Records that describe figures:
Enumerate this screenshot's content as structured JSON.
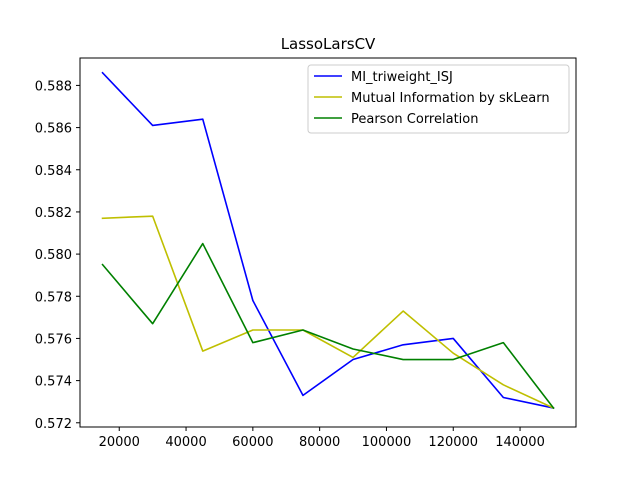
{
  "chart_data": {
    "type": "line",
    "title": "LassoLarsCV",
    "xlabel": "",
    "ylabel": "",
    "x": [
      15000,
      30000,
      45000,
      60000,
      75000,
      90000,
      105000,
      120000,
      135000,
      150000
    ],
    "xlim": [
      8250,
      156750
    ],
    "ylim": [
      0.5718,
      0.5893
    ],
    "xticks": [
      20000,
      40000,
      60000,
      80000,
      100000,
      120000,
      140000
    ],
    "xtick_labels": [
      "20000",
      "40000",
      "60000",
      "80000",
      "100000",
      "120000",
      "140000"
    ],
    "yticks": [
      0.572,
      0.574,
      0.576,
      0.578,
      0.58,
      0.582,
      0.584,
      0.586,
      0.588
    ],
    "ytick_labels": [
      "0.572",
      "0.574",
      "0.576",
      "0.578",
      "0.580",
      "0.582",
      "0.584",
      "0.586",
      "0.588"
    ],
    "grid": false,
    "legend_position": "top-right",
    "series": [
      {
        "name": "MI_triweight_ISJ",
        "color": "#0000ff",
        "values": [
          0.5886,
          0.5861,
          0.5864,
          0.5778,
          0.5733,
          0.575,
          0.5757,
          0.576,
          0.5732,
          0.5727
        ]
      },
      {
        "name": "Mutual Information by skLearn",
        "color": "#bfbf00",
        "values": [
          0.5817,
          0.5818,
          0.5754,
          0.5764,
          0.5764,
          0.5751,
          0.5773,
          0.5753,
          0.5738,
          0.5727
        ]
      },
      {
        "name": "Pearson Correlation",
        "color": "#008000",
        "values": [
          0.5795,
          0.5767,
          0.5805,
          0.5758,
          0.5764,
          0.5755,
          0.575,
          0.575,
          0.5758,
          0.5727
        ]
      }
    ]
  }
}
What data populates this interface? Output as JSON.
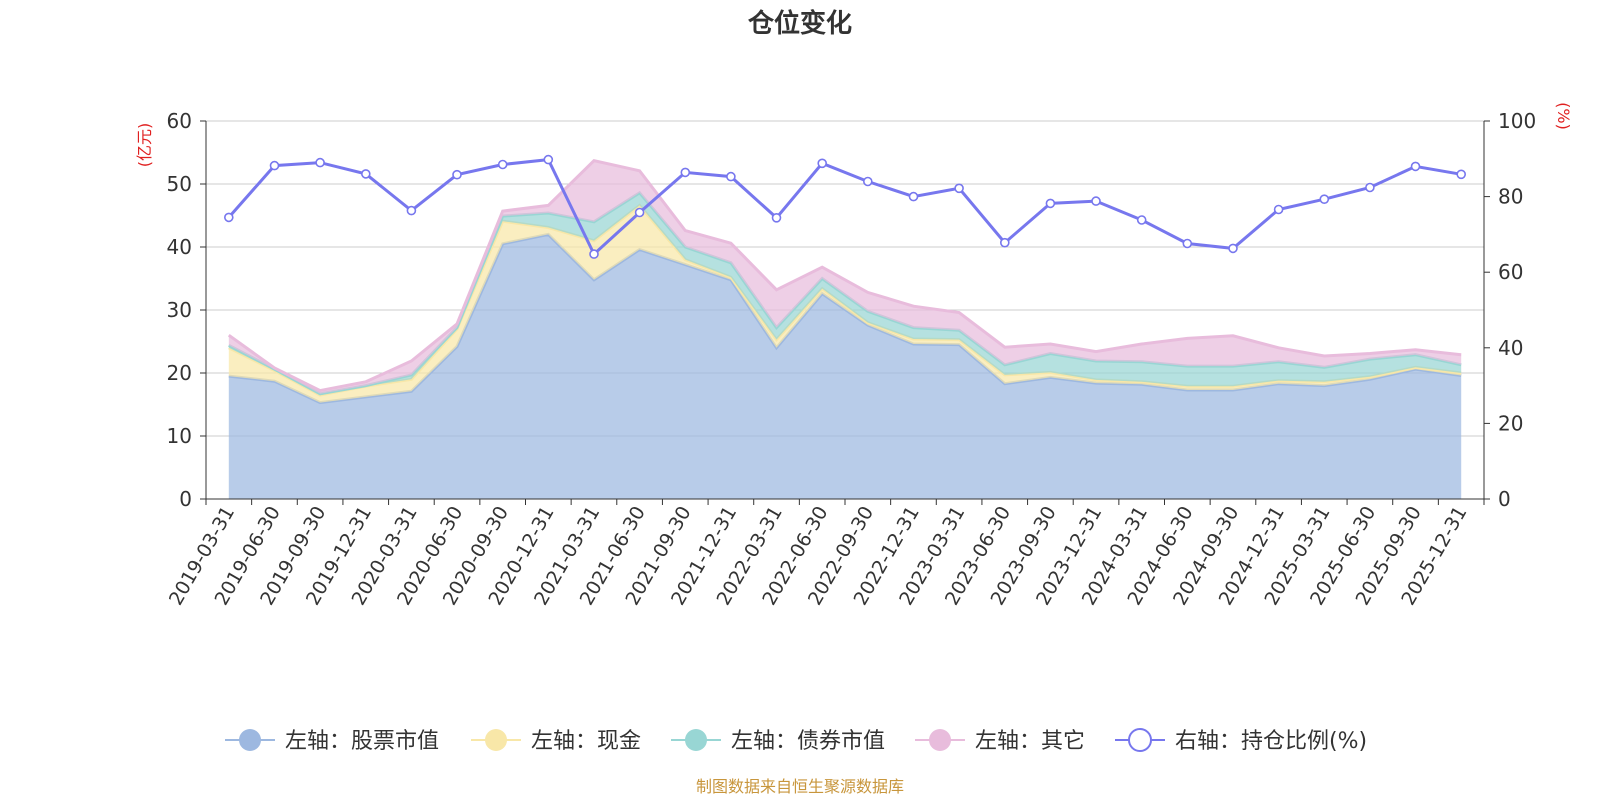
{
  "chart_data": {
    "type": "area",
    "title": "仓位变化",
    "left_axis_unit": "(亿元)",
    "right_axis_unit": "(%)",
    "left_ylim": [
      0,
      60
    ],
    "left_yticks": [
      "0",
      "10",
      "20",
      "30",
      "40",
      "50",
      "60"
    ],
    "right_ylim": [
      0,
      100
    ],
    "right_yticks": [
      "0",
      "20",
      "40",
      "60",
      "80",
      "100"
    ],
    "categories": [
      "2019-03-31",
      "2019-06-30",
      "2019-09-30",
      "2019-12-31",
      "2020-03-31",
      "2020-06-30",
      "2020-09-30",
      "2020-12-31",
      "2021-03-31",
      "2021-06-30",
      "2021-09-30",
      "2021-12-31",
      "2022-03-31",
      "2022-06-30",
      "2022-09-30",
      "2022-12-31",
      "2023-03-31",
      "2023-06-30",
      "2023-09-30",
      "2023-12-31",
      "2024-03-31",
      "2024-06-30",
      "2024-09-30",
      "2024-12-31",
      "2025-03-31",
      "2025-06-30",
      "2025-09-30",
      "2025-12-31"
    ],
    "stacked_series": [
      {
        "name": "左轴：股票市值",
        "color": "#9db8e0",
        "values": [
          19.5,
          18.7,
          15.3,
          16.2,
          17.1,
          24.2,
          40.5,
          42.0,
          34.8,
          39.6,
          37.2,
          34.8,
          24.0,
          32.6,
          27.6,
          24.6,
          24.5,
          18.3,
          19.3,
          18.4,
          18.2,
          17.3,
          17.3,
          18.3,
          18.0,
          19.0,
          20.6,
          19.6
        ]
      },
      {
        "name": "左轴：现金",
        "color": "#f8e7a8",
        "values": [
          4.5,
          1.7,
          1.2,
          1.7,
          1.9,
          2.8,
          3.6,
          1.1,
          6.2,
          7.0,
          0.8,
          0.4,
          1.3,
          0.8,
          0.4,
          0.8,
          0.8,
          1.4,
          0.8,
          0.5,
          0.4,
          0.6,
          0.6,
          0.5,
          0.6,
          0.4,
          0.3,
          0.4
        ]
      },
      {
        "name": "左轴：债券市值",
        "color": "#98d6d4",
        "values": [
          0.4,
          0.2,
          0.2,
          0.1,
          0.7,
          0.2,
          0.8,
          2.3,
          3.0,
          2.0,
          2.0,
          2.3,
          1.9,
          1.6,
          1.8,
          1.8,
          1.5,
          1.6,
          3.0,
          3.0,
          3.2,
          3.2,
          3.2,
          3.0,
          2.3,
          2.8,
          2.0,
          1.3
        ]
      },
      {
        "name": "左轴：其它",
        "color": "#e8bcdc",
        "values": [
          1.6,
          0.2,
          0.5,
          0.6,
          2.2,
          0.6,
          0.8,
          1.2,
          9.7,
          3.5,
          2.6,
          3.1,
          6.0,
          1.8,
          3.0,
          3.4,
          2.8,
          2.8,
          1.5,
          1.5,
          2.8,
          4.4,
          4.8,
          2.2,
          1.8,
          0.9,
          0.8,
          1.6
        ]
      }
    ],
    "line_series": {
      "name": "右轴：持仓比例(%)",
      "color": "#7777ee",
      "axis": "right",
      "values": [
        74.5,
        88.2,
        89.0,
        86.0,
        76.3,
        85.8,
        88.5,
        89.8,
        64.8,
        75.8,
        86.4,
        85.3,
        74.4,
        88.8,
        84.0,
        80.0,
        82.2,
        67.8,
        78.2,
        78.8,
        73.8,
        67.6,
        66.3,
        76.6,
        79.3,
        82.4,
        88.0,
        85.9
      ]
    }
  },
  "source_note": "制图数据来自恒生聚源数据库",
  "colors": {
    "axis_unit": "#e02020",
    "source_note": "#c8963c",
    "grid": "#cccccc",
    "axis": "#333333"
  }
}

TASK REQUIREMENTS — Apart from the pictures, the entries above are to be repeated in full and exactly.

SOLUTION TO THIS PROBLEM —
Enumerate this screenshot's content as structured JSON.
{
  "chart_data": {
    "type": "line",
    "title": "LassoLarsCV",
    "xlabel": "",
    "ylabel": "",
    "x": [
      15000,
      30000,
      45000,
      60000,
      75000,
      90000,
      105000,
      120000,
      135000,
      150000
    ],
    "xlim": [
      8250,
      156750
    ],
    "ylim": [
      0.5718,
      0.5893
    ],
    "xticks": [
      20000,
      40000,
      60000,
      80000,
      100000,
      120000,
      140000
    ],
    "xtick_labels": [
      "20000",
      "40000",
      "60000",
      "80000",
      "100000",
      "120000",
      "140000"
    ],
    "yticks": [
      0.572,
      0.574,
      0.576,
      0.578,
      0.58,
      0.582,
      0.584,
      0.586,
      0.588
    ],
    "ytick_labels": [
      "0.572",
      "0.574",
      "0.576",
      "0.578",
      "0.580",
      "0.582",
      "0.584",
      "0.586",
      "0.588"
    ],
    "grid": false,
    "legend_position": "top-right",
    "series": [
      {
        "name": "MI_triweight_ISJ",
        "color": "#0000ff",
        "values": [
          0.5886,
          0.5861,
          0.5864,
          0.5778,
          0.5733,
          0.575,
          0.5757,
          0.576,
          0.5732,
          0.5727
        ]
      },
      {
        "name": "Mutual Information by skLearn",
        "color": "#bfbf00",
        "values": [
          0.5817,
          0.5818,
          0.5754,
          0.5764,
          0.5764,
          0.5751,
          0.5773,
          0.5753,
          0.5738,
          0.5727
        ]
      },
      {
        "name": "Pearson Correlation",
        "color": "#008000",
        "values": [
          0.5795,
          0.5767,
          0.5805,
          0.5758,
          0.5764,
          0.5755,
          0.575,
          0.575,
          0.5758,
          0.5727
        ]
      }
    ]
  }
}
What data populates this interface? Output as JSON.
{
  "chart_data": {
    "type": "area",
    "title": "仓位变化",
    "left_axis_unit": "(亿元)",
    "right_axis_unit": "(%)",
    "left_ylim": [
      0,
      60
    ],
    "left_yticks": [
      "0",
      "10",
      "20",
      "30",
      "40",
      "50",
      "60"
    ],
    "right_ylim": [
      0,
      100
    ],
    "right_yticks": [
      "0",
      "20",
      "40",
      "60",
      "80",
      "100"
    ],
    "categories": [
      "2019-03-31",
      "2019-06-30",
      "2019-09-30",
      "2019-12-31",
      "2020-03-31",
      "2020-06-30",
      "2020-09-30",
      "2020-12-31",
      "2021-03-31",
      "2021-06-30",
      "2021-09-30",
      "2021-12-31",
      "2022-03-31",
      "2022-06-30",
      "2022-09-30",
      "2022-12-31",
      "2023-03-31",
      "2023-06-30",
      "2023-09-30",
      "2023-12-31",
      "2024-03-31",
      "2024-06-30",
      "2024-09-30",
      "2024-12-31",
      "2025-03-31",
      "2025-06-30",
      "2025-09-30",
      "2025-12-31"
    ],
    "stacked_series": [
      {
        "name": "左轴：股票市值",
        "color": "#9db8e0",
        "values": [
          19.5,
          18.7,
          15.3,
          16.2,
          17.1,
          24.2,
          40.5,
          42.0,
          34.8,
          39.6,
          37.2,
          34.8,
          24.0,
          32.6,
          27.6,
          24.6,
          24.5,
          18.3,
          19.3,
          18.4,
          18.2,
          17.3,
          17.3,
          18.3,
          18.0,
          19.0,
          20.6,
          19.6
        ]
      },
      {
        "name": "左轴：现金",
        "color": "#f8e7a8",
        "values": [
          4.5,
          1.7,
          1.2,
          1.7,
          1.9,
          2.8,
          3.6,
          1.1,
          6.2,
          7.0,
          0.8,
          0.4,
          1.3,
          0.8,
          0.4,
          0.8,
          0.8,
          1.4,
          0.8,
          0.5,
          0.4,
          0.6,
          0.6,
          0.5,
          0.6,
          0.4,
          0.3,
          0.4
        ]
      },
      {
        "name": "左轴：债券市值",
        "color": "#98d6d4",
        "values": [
          0.4,
          0.2,
          0.2,
          0.1,
          0.7,
          0.2,
          0.8,
          2.3,
          3.0,
          2.0,
          2.0,
          2.3,
          1.9,
          1.6,
          1.8,
          1.8,
          1.5,
          1.6,
          3.0,
          3.0,
          3.2,
          3.2,
          3.2,
          3.0,
          2.3,
          2.8,
          2.0,
          1.3
        ]
      },
      {
        "name": "左轴：其它",
        "color": "#e8bcdc",
        "values": [
          1.6,
          0.2,
          0.5,
          0.6,
          2.2,
          0.6,
          0.8,
          1.2,
          9.7,
          3.5,
          2.6,
          3.1,
          6.0,
          1.8,
          3.0,
          3.4,
          2.8,
          2.8,
          1.5,
          1.5,
          2.8,
          4.4,
          4.8,
          2.2,
          1.8,
          0.9,
          0.8,
          1.6
        ]
      }
    ],
    "line_series": {
      "name": "右轴：持仓比例(%)",
      "color": "#7777ee",
      "axis": "right",
      "values": [
        74.5,
        88.2,
        89.0,
        86.0,
        76.3,
        85.8,
        88.5,
        89.8,
        64.8,
        75.8,
        86.4,
        85.3,
        74.4,
        88.8,
        84.0,
        80.0,
        82.2,
        67.8,
        78.2,
        78.8,
        73.8,
        67.6,
        66.3,
        76.6,
        79.3,
        82.4,
        88.0,
        85.9
      ]
    }
  },
  "source_note": "制图数据来自恒生聚源数据库",
  "colors": {
    "axis_unit": "#e02020",
    "source_note": "#c8963c",
    "grid": "#cccccc",
    "axis": "#333333"
  }
}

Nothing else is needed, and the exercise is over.